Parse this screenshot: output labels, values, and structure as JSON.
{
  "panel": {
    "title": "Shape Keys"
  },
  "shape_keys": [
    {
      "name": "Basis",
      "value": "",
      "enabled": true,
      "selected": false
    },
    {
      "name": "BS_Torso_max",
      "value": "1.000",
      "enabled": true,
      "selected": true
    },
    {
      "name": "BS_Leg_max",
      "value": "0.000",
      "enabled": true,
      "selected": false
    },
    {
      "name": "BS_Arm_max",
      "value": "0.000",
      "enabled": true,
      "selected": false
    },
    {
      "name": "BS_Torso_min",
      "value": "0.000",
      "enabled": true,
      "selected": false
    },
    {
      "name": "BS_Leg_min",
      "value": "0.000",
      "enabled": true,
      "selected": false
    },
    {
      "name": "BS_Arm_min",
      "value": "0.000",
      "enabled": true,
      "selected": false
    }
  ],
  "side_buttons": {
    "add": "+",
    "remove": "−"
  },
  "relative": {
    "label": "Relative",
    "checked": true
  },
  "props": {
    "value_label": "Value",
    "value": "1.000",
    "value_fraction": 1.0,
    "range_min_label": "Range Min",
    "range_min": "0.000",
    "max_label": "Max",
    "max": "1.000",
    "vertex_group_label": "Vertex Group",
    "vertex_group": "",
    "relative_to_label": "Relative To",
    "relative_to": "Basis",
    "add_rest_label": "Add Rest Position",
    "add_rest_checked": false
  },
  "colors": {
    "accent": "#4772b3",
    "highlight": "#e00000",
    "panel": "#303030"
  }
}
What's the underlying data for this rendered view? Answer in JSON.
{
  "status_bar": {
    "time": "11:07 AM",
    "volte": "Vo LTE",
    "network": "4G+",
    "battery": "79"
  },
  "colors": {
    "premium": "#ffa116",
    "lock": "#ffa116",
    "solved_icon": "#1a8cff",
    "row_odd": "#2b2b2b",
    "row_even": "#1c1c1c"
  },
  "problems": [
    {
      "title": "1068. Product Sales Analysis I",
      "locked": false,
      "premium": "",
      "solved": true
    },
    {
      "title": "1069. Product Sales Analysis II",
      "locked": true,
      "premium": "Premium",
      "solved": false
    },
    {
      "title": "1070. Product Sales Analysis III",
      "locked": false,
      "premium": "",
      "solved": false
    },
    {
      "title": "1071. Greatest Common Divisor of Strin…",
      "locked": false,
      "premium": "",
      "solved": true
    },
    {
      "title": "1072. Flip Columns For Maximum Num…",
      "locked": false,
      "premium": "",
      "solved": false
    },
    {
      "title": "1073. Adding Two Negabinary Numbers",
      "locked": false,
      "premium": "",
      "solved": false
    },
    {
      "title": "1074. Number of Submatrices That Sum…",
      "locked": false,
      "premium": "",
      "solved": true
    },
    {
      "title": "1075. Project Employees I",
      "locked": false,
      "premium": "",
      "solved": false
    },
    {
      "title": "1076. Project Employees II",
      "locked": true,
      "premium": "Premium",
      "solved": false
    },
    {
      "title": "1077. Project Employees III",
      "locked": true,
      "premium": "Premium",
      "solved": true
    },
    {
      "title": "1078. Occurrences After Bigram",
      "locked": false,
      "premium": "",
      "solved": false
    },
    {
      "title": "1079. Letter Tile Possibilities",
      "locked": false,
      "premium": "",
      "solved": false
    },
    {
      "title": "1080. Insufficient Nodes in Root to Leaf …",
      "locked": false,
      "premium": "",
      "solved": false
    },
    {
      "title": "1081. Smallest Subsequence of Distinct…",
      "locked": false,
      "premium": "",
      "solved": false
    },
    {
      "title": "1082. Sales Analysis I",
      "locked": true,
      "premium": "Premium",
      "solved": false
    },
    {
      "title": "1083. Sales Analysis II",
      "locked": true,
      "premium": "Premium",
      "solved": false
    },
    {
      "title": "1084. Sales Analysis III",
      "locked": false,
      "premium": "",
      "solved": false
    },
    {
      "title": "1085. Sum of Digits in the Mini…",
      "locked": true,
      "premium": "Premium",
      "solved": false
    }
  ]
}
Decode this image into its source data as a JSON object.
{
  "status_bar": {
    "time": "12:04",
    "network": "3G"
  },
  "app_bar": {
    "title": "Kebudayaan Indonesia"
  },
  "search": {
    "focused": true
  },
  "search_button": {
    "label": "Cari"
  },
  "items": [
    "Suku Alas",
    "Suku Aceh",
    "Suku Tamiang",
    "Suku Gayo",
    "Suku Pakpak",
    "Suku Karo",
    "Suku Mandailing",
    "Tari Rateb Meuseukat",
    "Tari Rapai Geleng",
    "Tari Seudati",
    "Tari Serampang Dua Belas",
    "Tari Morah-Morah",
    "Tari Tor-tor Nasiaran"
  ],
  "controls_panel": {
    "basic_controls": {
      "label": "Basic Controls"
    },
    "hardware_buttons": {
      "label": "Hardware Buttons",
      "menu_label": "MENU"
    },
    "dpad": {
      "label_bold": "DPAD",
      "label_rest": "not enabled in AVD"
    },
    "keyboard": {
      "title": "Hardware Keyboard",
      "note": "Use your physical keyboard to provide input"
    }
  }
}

++++

WRITTEN TASK – Copy all of the material word for word.

OUTPUT OF THE EXERCISE –
Parse this screenshot: output labels, values, and structure as JSON.
{
  "panel": {
    "title": "Shape Keys"
  },
  "shape_keys": [
    {
      "name": "Basis",
      "value": "",
      "enabled": true,
      "selected": false
    },
    {
      "name": "BS_Torso_max",
      "value": "1.000",
      "enabled": true,
      "selected": true
    },
    {
      "name": "BS_Leg_max",
      "value": "0.000",
      "enabled": true,
      "selected": false
    },
    {
      "name": "BS_Arm_max",
      "value": "0.000",
      "enabled": true,
      "selected": false
    },
    {
      "name": "BS_Torso_min",
      "value": "0.000",
      "enabled": true,
      "selected": false
    },
    {
      "name": "BS_Leg_min",
      "value": "0.000",
      "enabled": true,
      "selected": false
    },
    {
      "name": "BS_Arm_min",
      "value": "0.000",
      "enabled": true,
      "selected": false
    }
  ],
  "side_buttons": {
    "add": "+",
    "remove": "−"
  },
  "relative": {
    "label": "Relative",
    "checked": true
  },
  "props": {
    "value_label": "Value",
    "value": "1.000",
    "value_fraction": 1.0,
    "range_min_label": "Range Min",
    "range_min": "0.000",
    "max_label": "Max",
    "max": "1.000",
    "vertex_group_label": "Vertex Group",
    "vertex_group": "",
    "relative_to_label": "Relative To",
    "relative_to": "Basis",
    "add_rest_label": "Add Rest Position",
    "add_rest_checked": false
  },
  "colors": {
    "accent": "#4772b3",
    "highlight": "#e00000",
    "panel": "#303030"
  }
}
What's the underlying data for this rendered view? Answer in JSON.
{
  "status_bar": {
    "time": "11:07 AM",
    "volte": "Vo LTE",
    "network": "4G+",
    "battery": "79"
  },
  "colors": {
    "premium": "#ffa116",
    "lock": "#ffa116",
    "solved_icon": "#1a8cff",
    "row_odd": "#2b2b2b",
    "row_even": "#1c1c1c"
  },
  "problems": [
    {
      "title": "1068. Product Sales Analysis I",
      "locked": false,
      "premium": "",
      "solved": true
    },
    {
      "title": "1069. Product Sales Analysis II",
      "locked": true,
      "premium": "Premium",
      "solved": false
    },
    {
      "title": "1070. Product Sales Analysis III",
      "locked": false,
      "premium": "",
      "solved": false
    },
    {
      "title": "1071. Greatest Common Divisor of Strin…",
      "locked": false,
      "premium": "",
      "solved": true
    },
    {
      "title": "1072. Flip Columns For Maximum Num…",
      "locked": false,
      "premium": "",
      "solved": false
    },
    {
      "title": "1073. Adding Two Negabinary Numbers",
      "locked": false,
      "premium": "",
      "solved": false
    },
    {
      "title": "1074. Number of Submatrices That Sum…",
      "locked": false,
      "premium": "",
      "solved": true
    },
    {
      "title": "1075. Project Employees I",
      "locked": false,
      "premium": "",
      "solved": false
    },
    {
      "title": "1076. Project Employees II",
      "locked": true,
      "premium": "Premium",
      "solved": false
    },
    {
      "title": "1077. Project Employees III",
      "locked": true,
      "premium": "Premium",
      "solved": true
    },
    {
      "title": "1078. Occurrences After Bigram",
      "locked": false,
      "premium": "",
      "solved": false
    },
    {
      "title": "1079. Letter Tile Possibilities",
      "locked": false,
      "premium": "",
      "solved": false
    },
    {
      "title": "1080. Insufficient Nodes in Root to Leaf …",
      "locked": false,
      "premium": "",
      "solved": false
    },
    {
      "title": "1081. Smallest Subsequence of Distinct…",
      "locked": false,
      "premium": "",
      "solved": false
    },
    {
      "title": "1082. Sales Analysis I",
      "locked": true,
      "premium": "Premium",
      "solved": false
    },
    {
      "title": "1083. Sales Analysis II",
      "locked": true,
      "premium": "Premium",
      "solved": false
    },
    {
      "title": "1084. Sales Analysis III",
      "locked": false,
      "premium": "",
      "solved": false
    },
    {
      "title": "1085. Sum of Digits in the Mini…",
      "locked": true,
      "premium": "Premium",
      "solved": false
    }
  ]
}
Decode this image into its source data as a JSON object.
{
  "status_bar": {
    "time": "12:04",
    "network": "3G"
  },
  "app_bar": {
    "title": "Kebudayaan Indonesia"
  },
  "search": {
    "focused": true
  },
  "search_button": {
    "label": "Cari"
  },
  "items": [
    "Suku Alas",
    "Suku Aceh",
    "Suku Tamiang",
    "Suku Gayo",
    "Suku Pakpak",
    "Suku Karo",
    "Suku Mandailing",
    "Tari Rateb Meuseukat",
    "Tari Rapai Geleng",
    "Tari Seudati",
    "Tari Serampang Dua Belas",
    "Tari Morah-Morah",
    "Tari Tor-tor Nasiaran"
  ],
  "controls_panel": {
    "basic_controls": {
      "label": "Basic Controls"
    },
    "hardware_buttons": {
      "label": "Hardware Buttons",
      "menu_label": "MENU"
    },
    "dpad": {
      "label_bold": "DPAD",
      "label_rest": "not enabled in AVD"
    },
    "keyboard": {
      "title": "Hardware Keyboard",
      "note": "Use your physical keyboard to provide input"
    }
  }
}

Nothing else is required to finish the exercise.